>> Start

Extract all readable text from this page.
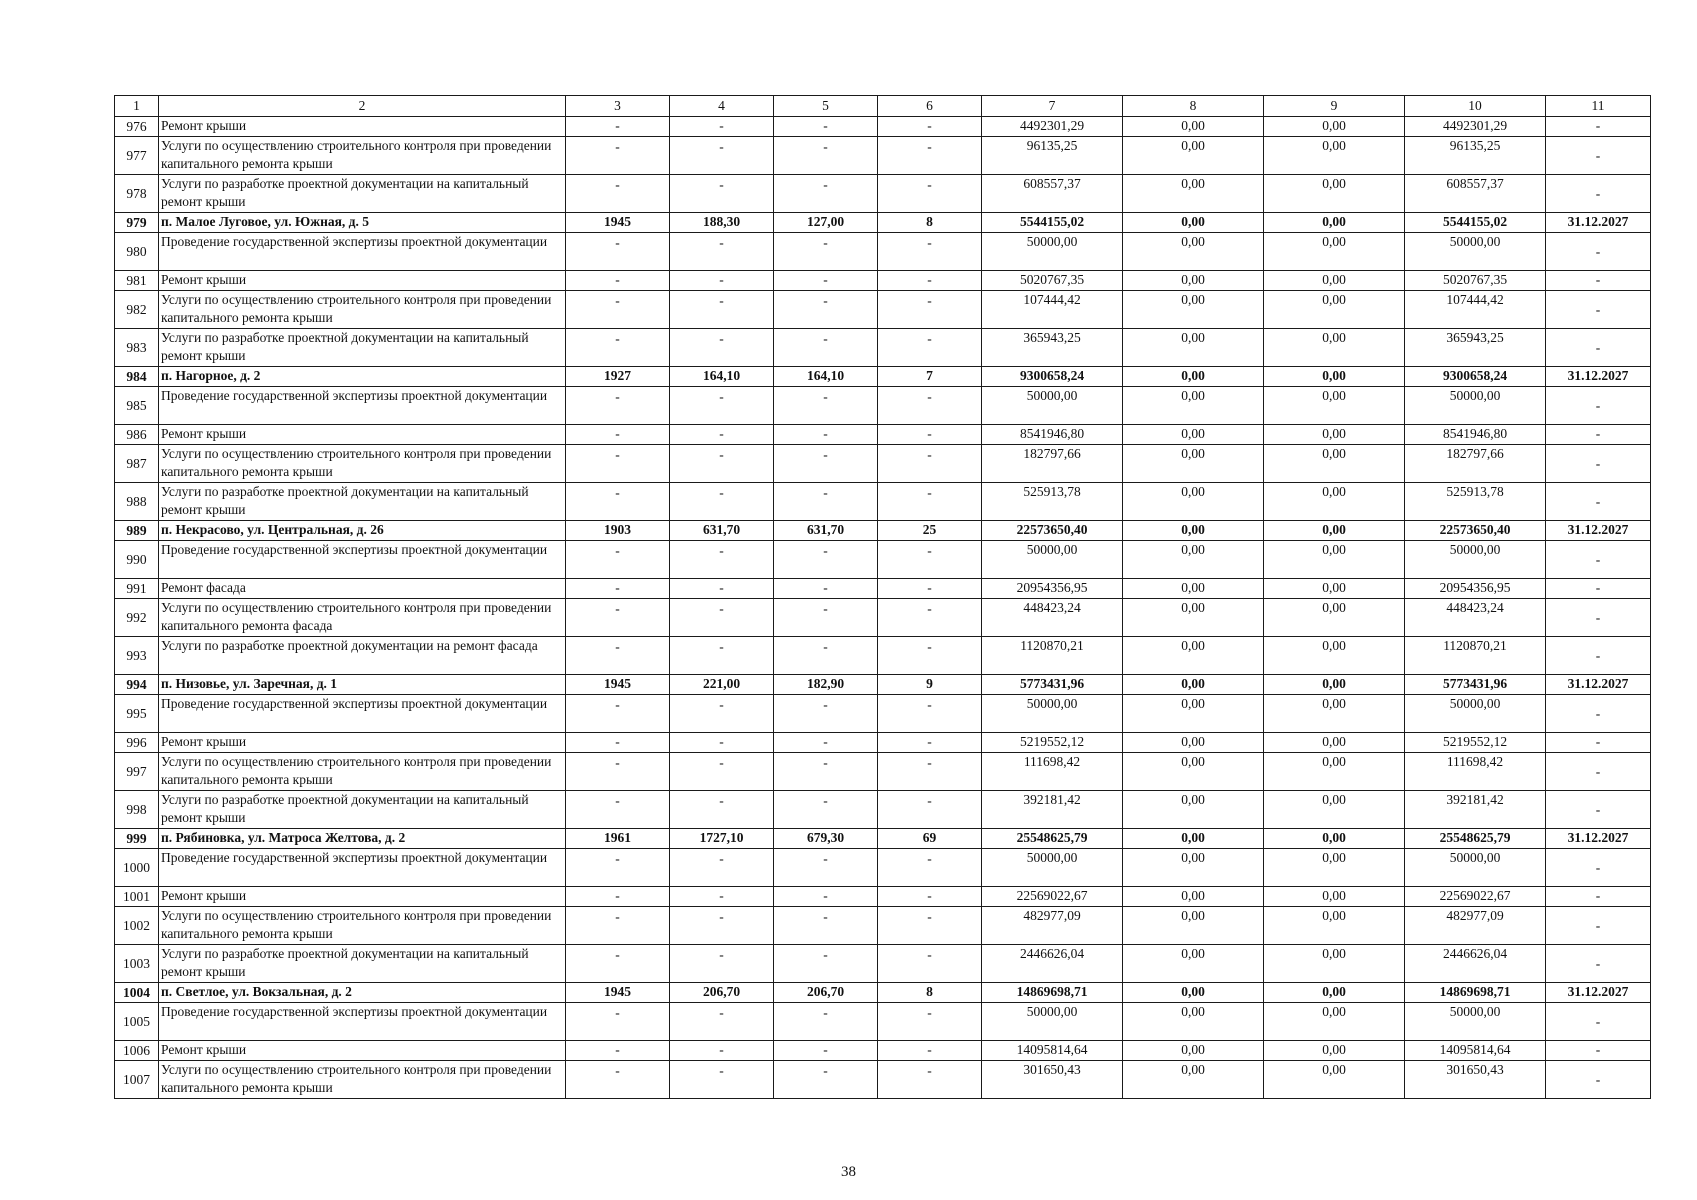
1	2	3	4	5	6	7	8	9	10	11
976	Ремонт крыши	-	-	-	-	4492301,29	0,00	0,00	4492301,29	-
977	Услуги по осуществлению строительного контроля при проведении капитального ремонта крыши	-	-	-	-	96135,25	0,00	0,00	96135,25	-
978	Услуги по разработке проектной документации на капитальный ремонт крыши	-	-	-	-	608557,37	0,00	0,00	608557,37	-
979	п. Малое Луговое, ул. Южная, д. 5	1945	188,30	127,00	8	5544155,02	0,00	0,00	5544155,02	31.12.2027
980	Проведение государственной экспертизы проектной документации	-	-	-	-	50000,00	0,00	0,00	50000,00	-
981	Ремонт крыши	-	-	-	-	5020767,35	0,00	0,00	5020767,35	-
982	Услуги по осуществлению строительного контроля при проведении капитального ремонта крыши	-	-	-	-	107444,42	0,00	0,00	107444,42	-
983	Услуги по разработке проектной документации на капитальный ремонт крыши	-	-	-	-	365943,25	0,00	0,00	365943,25	-
984	п. Нагорное, д. 2	1927	164,10	164,10	7	9300658,24	0,00	0,00	9300658,24	31.12.2027
985	Проведение государственной экспертизы проектной документации	-	-	-	-	50000,00	0,00	0,00	50000,00	-
986	Ремонт крыши	-	-	-	-	8541946,80	0,00	0,00	8541946,80	-
987	Услуги по осуществлению строительного контроля при проведении капитального ремонта крыши	-	-	-	-	182797,66	0,00	0,00	182797,66	-
988	Услуги по разработке проектной документации на капитальный ремонт крыши	-	-	-	-	525913,78	0,00	0,00	525913,78	-
989	п. Некрасово, ул. Центральная, д. 26	1903	631,70	631,70	25	22573650,40	0,00	0,00	22573650,40	31.12.2027
990	Проведение государственной экспертизы проектной документации	-	-	-	-	50000,00	0,00	0,00	50000,00	-
991	Ремонт фасада	-	-	-	-	20954356,95	0,00	0,00	20954356,95	-
992	Услуги по осуществлению строительного контроля при проведении капитального ремонта фасада	-	-	-	-	448423,24	0,00	0,00	448423,24	-
993	Услуги по разработке проектной документации на ремонт фасада	-	-	-	-	1120870,21	0,00	0,00	1120870,21	-
994	п. Низовье, ул. Заречная, д. 1	1945	221,00	182,90	9	5773431,96	0,00	0,00	5773431,96	31.12.2027
995	Проведение государственной экспертизы проектной документации	-	-	-	-	50000,00	0,00	0,00	50000,00	-
996	Ремонт крыши	-	-	-	-	5219552,12	0,00	0,00	5219552,12	-
997	Услуги по осуществлению строительного контроля при проведении капитального ремонта крыши	-	-	-	-	111698,42	0,00	0,00	111698,42	-
998	Услуги по разработке проектной документации на капитальный ремонт крыши	-	-	-	-	392181,42	0,00	0,00	392181,42	-
999	п. Рябиновка, ул. Матроса Желтова, д. 2	1961	1727,10	679,30	69	25548625,79	0,00	0,00	25548625,79	31.12.2027
1000	Проведение государственной экспертизы проектной документации	-	-	-	-	50000,00	0,00	0,00	50000,00	-
1001	Ремонт крыши	-	-	-	-	22569022,67	0,00	0,00	22569022,67	-
1002	Услуги по осуществлению строительного контроля при проведении капитального ремонта крыши	-	-	-	-	482977,09	0,00	0,00	482977,09	-
1003	Услуги по разработке проектной документации на капитальный ремонт крыши	-	-	-	-	2446626,04	0,00	0,00	2446626,04	-
1004	п. Светлое, ул. Вокзальная, д. 2	1945	206,70	206,70	8	14869698,71	0,00	0,00	14869698,71	31.12.2027
1005	Проведение государственной экспертизы проектной документации	-	-	-	-	50000,00	0,00	0,00	50000,00	-
1006	Ремонт крыши	-	-	-	-	14095814,64	0,00	0,00	14095814,64	-
1007	Услуги по осуществлению строительного контроля при проведении капитального ремонта крыши	-	-	-	-	301650,43	0,00	0,00	301650,43	-
38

>> End

GOAL: Determine how many lines of the entries above carry the string "фасада", and give that number alone.

TASK RESPONSE: 3